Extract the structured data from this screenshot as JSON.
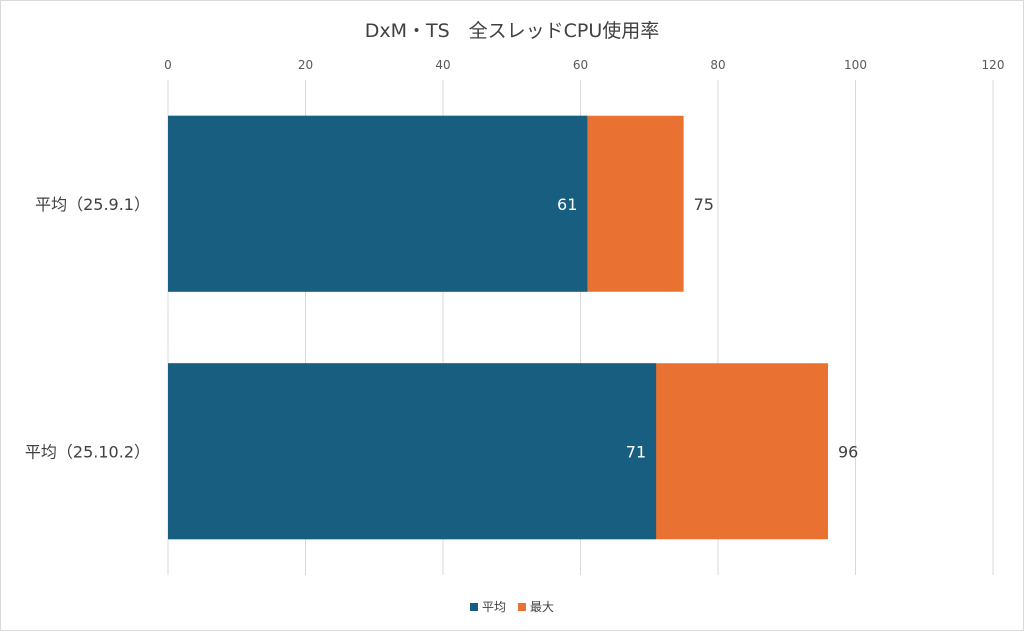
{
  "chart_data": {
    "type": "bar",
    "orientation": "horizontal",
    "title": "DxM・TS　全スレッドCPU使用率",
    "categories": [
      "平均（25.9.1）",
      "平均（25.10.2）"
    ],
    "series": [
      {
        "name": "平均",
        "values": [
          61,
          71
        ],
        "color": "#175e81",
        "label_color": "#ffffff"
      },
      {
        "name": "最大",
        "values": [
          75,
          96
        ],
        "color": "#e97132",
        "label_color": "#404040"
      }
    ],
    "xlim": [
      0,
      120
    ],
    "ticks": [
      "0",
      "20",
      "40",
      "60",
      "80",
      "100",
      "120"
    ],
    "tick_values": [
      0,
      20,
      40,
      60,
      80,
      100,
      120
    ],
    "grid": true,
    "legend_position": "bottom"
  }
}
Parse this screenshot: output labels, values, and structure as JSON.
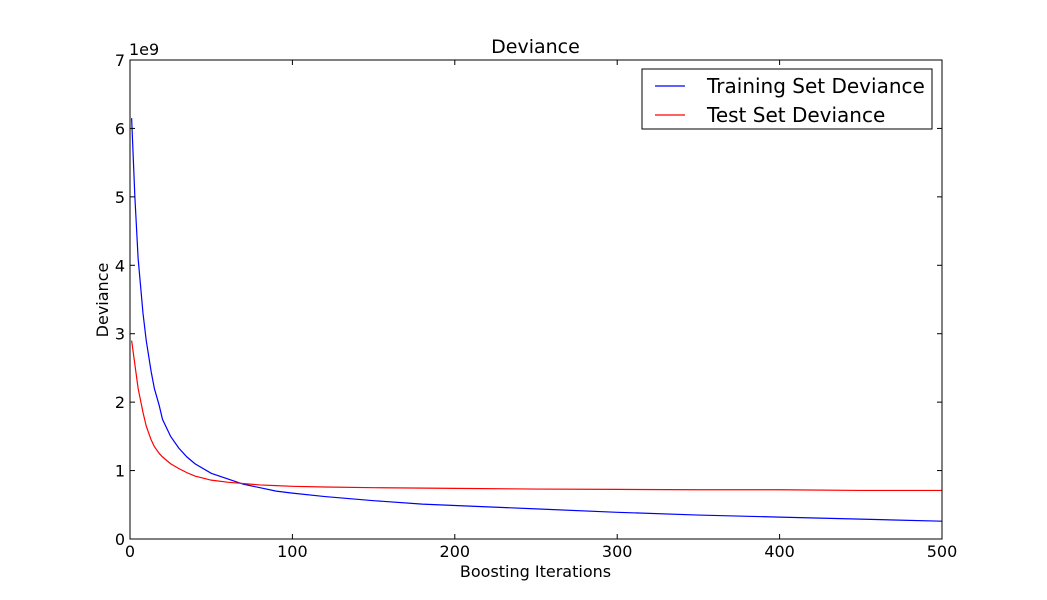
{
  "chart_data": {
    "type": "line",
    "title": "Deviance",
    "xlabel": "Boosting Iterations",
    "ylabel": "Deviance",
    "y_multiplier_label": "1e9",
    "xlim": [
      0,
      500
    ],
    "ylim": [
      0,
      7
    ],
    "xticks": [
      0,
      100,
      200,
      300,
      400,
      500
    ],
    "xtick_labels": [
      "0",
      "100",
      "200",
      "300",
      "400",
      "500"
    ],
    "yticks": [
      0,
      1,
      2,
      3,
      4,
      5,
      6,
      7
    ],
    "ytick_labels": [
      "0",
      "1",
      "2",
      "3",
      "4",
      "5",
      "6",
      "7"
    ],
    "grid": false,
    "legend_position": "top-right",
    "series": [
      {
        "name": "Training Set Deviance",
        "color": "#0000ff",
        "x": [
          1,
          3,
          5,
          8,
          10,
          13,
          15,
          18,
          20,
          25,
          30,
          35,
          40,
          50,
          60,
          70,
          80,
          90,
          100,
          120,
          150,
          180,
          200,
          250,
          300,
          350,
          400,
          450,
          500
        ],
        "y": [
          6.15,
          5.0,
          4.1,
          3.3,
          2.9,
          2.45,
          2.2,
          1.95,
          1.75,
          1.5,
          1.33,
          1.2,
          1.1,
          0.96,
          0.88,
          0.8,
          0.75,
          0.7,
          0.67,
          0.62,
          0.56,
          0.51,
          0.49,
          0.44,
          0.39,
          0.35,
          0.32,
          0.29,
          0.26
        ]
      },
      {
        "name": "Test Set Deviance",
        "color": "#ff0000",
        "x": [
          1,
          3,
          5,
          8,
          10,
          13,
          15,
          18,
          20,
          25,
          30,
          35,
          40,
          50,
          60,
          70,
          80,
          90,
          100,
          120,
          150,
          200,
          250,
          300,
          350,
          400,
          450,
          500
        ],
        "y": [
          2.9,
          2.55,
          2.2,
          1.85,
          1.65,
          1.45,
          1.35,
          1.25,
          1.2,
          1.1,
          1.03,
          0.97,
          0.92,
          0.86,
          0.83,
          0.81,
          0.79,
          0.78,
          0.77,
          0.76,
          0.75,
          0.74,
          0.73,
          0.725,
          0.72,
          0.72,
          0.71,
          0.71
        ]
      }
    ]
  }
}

--

WHAT YOU WILL DO
Copy out the whole listing exactly, and don't carry over any pictures.

TASK SOLUTION
Extract the structured data from this screenshot as JSON.
{
  "chart_data": {
    "type": "bar",
    "orientation": "horizontal",
    "title": "DxM・TS　全スレッドCPU使用率",
    "categories": [
      "平均（25.9.1）",
      "平均（25.10.2）"
    ],
    "series": [
      {
        "name": "平均",
        "values": [
          61,
          71
        ],
        "color": "#175e81",
        "label_color": "#ffffff"
      },
      {
        "name": "最大",
        "values": [
          75,
          96
        ],
        "color": "#e97132",
        "label_color": "#404040"
      }
    ],
    "xlim": [
      0,
      120
    ],
    "ticks": [
      "0",
      "20",
      "40",
      "60",
      "80",
      "100",
      "120"
    ],
    "tick_values": [
      0,
      20,
      40,
      60,
      80,
      100,
      120
    ],
    "grid": true,
    "legend_position": "bottom"
  }
}
Parse this screenshot: output labels, values, and structure as JSON.
{
  "chart_data": {
    "type": "line",
    "title": "Deviance",
    "xlabel": "Boosting Iterations",
    "ylabel": "Deviance",
    "y_multiplier_label": "1e9",
    "xlim": [
      0,
      500
    ],
    "ylim": [
      0,
      7
    ],
    "xticks": [
      0,
      100,
      200,
      300,
      400,
      500
    ],
    "xtick_labels": [
      "0",
      "100",
      "200",
      "300",
      "400",
      "500"
    ],
    "yticks": [
      0,
      1,
      2,
      3,
      4,
      5,
      6,
      7
    ],
    "ytick_labels": [
      "0",
      "1",
      "2",
      "3",
      "4",
      "5",
      "6",
      "7"
    ],
    "grid": false,
    "legend_position": "top-right",
    "series": [
      {
        "name": "Training Set Deviance",
        "color": "#0000ff",
        "x": [
          1,
          3,
          5,
          8,
          10,
          13,
          15,
          18,
          20,
          25,
          30,
          35,
          40,
          50,
          60,
          70,
          80,
          90,
          100,
          120,
          150,
          180,
          200,
          250,
          300,
          350,
          400,
          450,
          500
        ],
        "y": [
          6.15,
          5.0,
          4.1,
          3.3,
          2.9,
          2.45,
          2.2,
          1.95,
          1.75,
          1.5,
          1.33,
          1.2,
          1.1,
          0.96,
          0.88,
          0.8,
          0.75,
          0.7,
          0.67,
          0.62,
          0.56,
          0.51,
          0.49,
          0.44,
          0.39,
          0.35,
          0.32,
          0.29,
          0.26
        ]
      },
      {
        "name": "Test Set Deviance",
        "color": "#ff0000",
        "x": [
          1,
          3,
          5,
          8,
          10,
          13,
          15,
          18,
          20,
          25,
          30,
          35,
          40,
          50,
          60,
          70,
          80,
          90,
          100,
          120,
          150,
          200,
          250,
          300,
          350,
          400,
          450,
          500
        ],
        "y": [
          2.9,
          2.55,
          2.2,
          1.85,
          1.65,
          1.45,
          1.35,
          1.25,
          1.2,
          1.1,
          1.03,
          0.97,
          0.92,
          0.86,
          0.83,
          0.81,
          0.79,
          0.78,
          0.77,
          0.76,
          0.75,
          0.74,
          0.73,
          0.725,
          0.72,
          0.72,
          0.71,
          0.71
        ]
      }
    ]
  }
}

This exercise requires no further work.